Task instructions: Search the records for "treatment". Copy every line where it appears.

[[ Material for this task, beginning ]]

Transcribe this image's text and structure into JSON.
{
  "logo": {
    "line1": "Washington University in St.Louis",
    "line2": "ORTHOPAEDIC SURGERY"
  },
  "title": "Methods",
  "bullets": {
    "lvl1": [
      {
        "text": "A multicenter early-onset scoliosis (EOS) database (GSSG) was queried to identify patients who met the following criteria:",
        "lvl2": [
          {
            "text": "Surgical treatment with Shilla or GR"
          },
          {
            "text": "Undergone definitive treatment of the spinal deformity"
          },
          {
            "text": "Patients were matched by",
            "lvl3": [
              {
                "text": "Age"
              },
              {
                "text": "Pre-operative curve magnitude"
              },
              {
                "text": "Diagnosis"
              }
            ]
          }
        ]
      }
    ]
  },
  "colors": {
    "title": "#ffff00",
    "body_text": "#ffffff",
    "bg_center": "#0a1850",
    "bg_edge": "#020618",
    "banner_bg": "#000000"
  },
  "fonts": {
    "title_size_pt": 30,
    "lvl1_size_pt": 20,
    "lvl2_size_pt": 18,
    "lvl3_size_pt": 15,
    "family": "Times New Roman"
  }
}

[[ Material for this task, end ]]

Written reply:
            "text": "Surgical treatment with Shilla or GR"
            "text": "Undergone definitive treatment of the spinal deformity"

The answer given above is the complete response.